→ Task:
Reproduce every line of the data below without changing a single character.

→ Data listing:
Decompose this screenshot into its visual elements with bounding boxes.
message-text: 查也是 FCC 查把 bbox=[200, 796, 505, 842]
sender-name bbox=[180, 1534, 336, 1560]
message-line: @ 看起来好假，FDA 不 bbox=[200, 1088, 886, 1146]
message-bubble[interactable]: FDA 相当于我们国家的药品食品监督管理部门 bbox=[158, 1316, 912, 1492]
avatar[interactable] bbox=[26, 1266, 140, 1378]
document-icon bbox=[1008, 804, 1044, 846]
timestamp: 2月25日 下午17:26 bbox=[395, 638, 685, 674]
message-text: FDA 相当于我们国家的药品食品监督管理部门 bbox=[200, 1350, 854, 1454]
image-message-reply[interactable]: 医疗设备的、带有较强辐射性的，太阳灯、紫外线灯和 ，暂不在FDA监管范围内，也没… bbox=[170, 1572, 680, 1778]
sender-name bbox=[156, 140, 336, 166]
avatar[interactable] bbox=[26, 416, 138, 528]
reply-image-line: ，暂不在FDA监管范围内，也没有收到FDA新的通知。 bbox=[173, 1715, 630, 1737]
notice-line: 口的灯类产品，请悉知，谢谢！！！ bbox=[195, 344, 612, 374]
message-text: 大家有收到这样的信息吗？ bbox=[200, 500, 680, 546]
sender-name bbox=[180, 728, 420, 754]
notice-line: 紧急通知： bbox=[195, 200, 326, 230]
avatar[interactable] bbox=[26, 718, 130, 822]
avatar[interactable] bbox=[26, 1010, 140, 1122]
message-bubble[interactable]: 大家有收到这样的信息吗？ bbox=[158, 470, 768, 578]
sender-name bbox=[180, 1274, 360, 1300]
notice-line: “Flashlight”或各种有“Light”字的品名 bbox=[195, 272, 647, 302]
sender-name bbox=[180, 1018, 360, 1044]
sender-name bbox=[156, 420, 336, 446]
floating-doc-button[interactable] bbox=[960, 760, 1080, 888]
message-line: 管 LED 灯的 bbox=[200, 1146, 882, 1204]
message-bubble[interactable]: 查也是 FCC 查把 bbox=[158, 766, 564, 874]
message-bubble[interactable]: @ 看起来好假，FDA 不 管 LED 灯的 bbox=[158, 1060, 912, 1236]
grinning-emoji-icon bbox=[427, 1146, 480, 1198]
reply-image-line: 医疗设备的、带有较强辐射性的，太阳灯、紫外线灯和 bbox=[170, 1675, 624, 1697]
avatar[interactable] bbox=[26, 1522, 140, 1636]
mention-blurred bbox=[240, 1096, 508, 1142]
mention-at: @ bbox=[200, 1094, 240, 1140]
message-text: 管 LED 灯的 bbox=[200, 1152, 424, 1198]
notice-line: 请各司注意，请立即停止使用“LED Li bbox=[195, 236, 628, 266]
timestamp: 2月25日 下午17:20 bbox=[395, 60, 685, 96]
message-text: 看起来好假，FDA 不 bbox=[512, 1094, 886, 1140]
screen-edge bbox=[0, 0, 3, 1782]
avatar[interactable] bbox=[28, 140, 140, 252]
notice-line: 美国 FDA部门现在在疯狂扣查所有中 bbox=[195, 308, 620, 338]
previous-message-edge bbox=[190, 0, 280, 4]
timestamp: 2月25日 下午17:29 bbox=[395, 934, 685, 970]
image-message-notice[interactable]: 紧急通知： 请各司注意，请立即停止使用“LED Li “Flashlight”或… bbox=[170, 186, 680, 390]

→ Exercise solution:
Decompose this screenshot into its visual elements with bounding boxes.
message-text: 查也是 FCC 查把 bbox=[200, 796, 505, 842]
sender-name bbox=[180, 1534, 336, 1560]
message-line: @ 看起来好假，FDA 不 bbox=[200, 1088, 886, 1146]
message-bubble[interactable]: FDA 相当于我们国家的药品食品监督管理部门 bbox=[158, 1316, 912, 1492]
avatar[interactable] bbox=[26, 1266, 140, 1378]
document-icon bbox=[1008, 804, 1044, 846]
timestamp: 2月25日 下午17:26 bbox=[395, 638, 685, 674]
message-text: FDA 相当于我们国家的药品食品监督管理部门 bbox=[200, 1350, 854, 1454]
image-message-reply[interactable]: 医疗设备的、带有较强辐射性的，太阳灯、紫外线灯和 ，暂不在FDA监管范围内，也没… bbox=[170, 1572, 680, 1778]
sender-name bbox=[156, 140, 336, 166]
avatar[interactable] bbox=[26, 416, 138, 528]
reply-image-line: ，暂不在FDA监管范围内，也没有收到FDA新的通知。 bbox=[173, 1715, 630, 1737]
notice-line: 口的灯类产品，请悉知，谢谢！！！ bbox=[195, 344, 612, 374]
message-text: 大家有收到这样的信息吗？ bbox=[200, 500, 680, 546]
sender-name bbox=[180, 728, 420, 754]
notice-line: 紧急通知： bbox=[195, 200, 326, 230]
avatar[interactable] bbox=[26, 718, 130, 822]
avatar[interactable] bbox=[26, 1010, 140, 1122]
message-bubble[interactable]: 大家有收到这样的信息吗？ bbox=[158, 470, 768, 578]
sender-name bbox=[180, 1274, 360, 1300]
notice-line: “Flashlight”或各种有“Light”字的品名 bbox=[195, 272, 647, 302]
sender-name bbox=[180, 1018, 360, 1044]
sender-name bbox=[156, 420, 336, 446]
floating-doc-button[interactable] bbox=[960, 760, 1080, 888]
message-line: 管 LED 灯的 bbox=[200, 1146, 882, 1204]
message-bubble[interactable]: 查也是 FCC 查把 bbox=[158, 766, 564, 874]
message-bubble[interactable]: @ 看起来好假，FDA 不 管 LED 灯的 bbox=[158, 1060, 912, 1236]
grinning-emoji-icon bbox=[427, 1146, 480, 1198]
reply-image-line: 医疗设备的、带有较强辐射性的，太阳灯、紫外线灯和 bbox=[170, 1675, 624, 1697]
avatar[interactable] bbox=[26, 1522, 140, 1636]
mention-blurred bbox=[240, 1096, 508, 1142]
mention-at: @ bbox=[200, 1094, 240, 1140]
message-text: 管 LED 灯的 bbox=[200, 1152, 424, 1198]
notice-line: 请各司注意，请立即停止使用“LED Li bbox=[195, 236, 628, 266]
timestamp: 2月25日 下午17:20 bbox=[395, 60, 685, 96]
message-text: 看起来好假，FDA 不 bbox=[512, 1094, 886, 1140]
screen-edge bbox=[0, 0, 3, 1782]
avatar[interactable] bbox=[28, 140, 140, 252]
notice-line: 美国 FDA部门现在在疯狂扣查所有中 bbox=[195, 308, 620, 338]
previous-message-edge bbox=[190, 0, 280, 4]
timestamp: 2月25日 下午17:29 bbox=[395, 934, 685, 970]
image-message-notice[interactable]: 紧急通知： 请各司注意，请立即停止使用“LED Li “Flashlight”或… bbox=[170, 186, 680, 390]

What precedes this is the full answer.